▸ TEXT BLOCK
— START —

There can ever be only one Angelina Jolie.

And while scientists are constantly getting closer to cloning humans (they can already clone pets: Barbra Streisand did it; it cost $50,000) there is also mounting empirical evidence that cloning Angie would actually spell certain doom for all of humanity. The atmosphere would ignite like a lit fart and that would be the end of all of us—she's just too hot; there can be only one.

However, the next best (safest) thing is already walking among us. Mila Kunis actually played a younger version of Angelina Jolie in Gia (which, if you haven't seen, you really ought to). And while Mila is also atmospherically dangerously hot, what keeps us all safe is that the movies she makes aren't quite to Angie's calibre. And the proof is in the custard this week with The Spy Who Dumped Me, a fish out of water, espionage, buddy comedy opening Friday at the comfortable-in-any-climate Village 8.

Kunis (Black Swan, Forgetting Sarah Marshall) stars as a not-where-she-dreamed-she'd-be-at-30 cashier at Trader Joe's. Her boyfriend just dumped her via text and Kate McKinnon (SNL, Ghostbusters) is the best friend consoling her. Except they discover the boyfriend is a spy, get sucked into some spy vs. spy shit, jet over to Europe and the hijinks proceed from there.

Kunis excels, somehow, at playing the slacker girl-next-door type (blame it on That '70s Show). Here, her main job it playing it straight to McKinnon's madness. McKinnon has that classic-era Jim Carrey ability to command attention in the strangest ways, but Hollywood still hasn't figured out how to properly utilize her. They don't quite nail it here, although director Susanna Fogel (Life Partners) gives her more room to breathe than usual, and that's a good thing. The McKinnon-Kunis chemistry ain't bad.

Amidst a firefight of flawed love interests, subverted spy clichés, and actual firefights, the duo shines a light on the value of friendship and how women can achieve anything, good or evil.

With goofy action, slick Euro locales, and unrealism at every turn, The Spy Who Dumped Me is silly and it's not going to change anyone's life (plus, it's at least 10 minutes too long), but for a couple chuckles on a date where you're in the right mind-frame for the large popcorn with M&M's chucked in...it plays.

— END —

▸ INFORMATION SUPPLIED
— START —

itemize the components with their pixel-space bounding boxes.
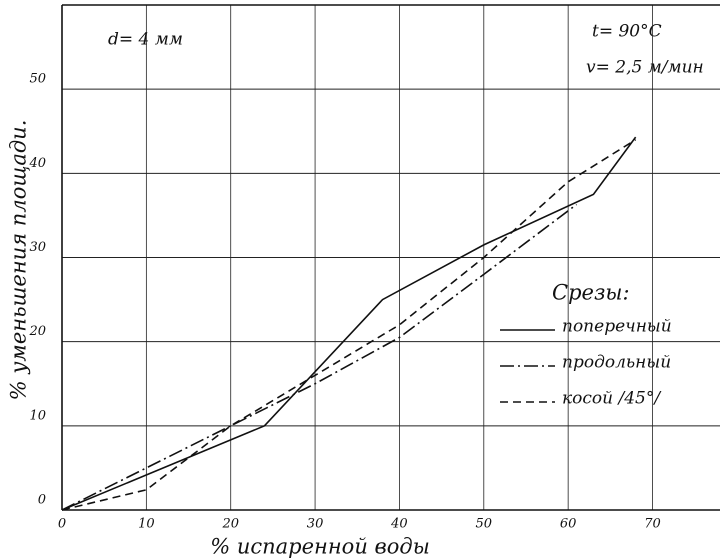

— END —

▸ WHAT THE EXERCISE ASKS
Continue the review of The Spy Who Dumped Me from its last sentence.

▸ RESULT OF THE TASK
The good news is Jennifer Yuh Nelson (Kung Fu Panda 2 & 3) has a new flick out, which means two of three new releases this week were directed by women and maybe Hollywood is making progress on their sausage party problem.

The Darkest Minds had no pre-screeners, but it looks like a pretty kick ass teen sci-fi story about a bunch of kids with superpowers getting screwed over by the government/adults/everyone ... and then fighting back (and falling in love, of course).

Produced by the people behind Stranger Things and Arrival and with Yu's deft skills at creating character, this one should play well.

Also opening (without pre-screeners), Christopher Robin stars Ewan McGregor (Trainspotting, The Phantom Menace) as the titular character, now grown up, who is visited by his old pal Winnie the Pooh and the gang...kill me now.

I'm likely in the minority here, (and I'll never understand why) but I'd rather eat a plate of fresh cat hairballs than sit through any film with Winnie the Pooh.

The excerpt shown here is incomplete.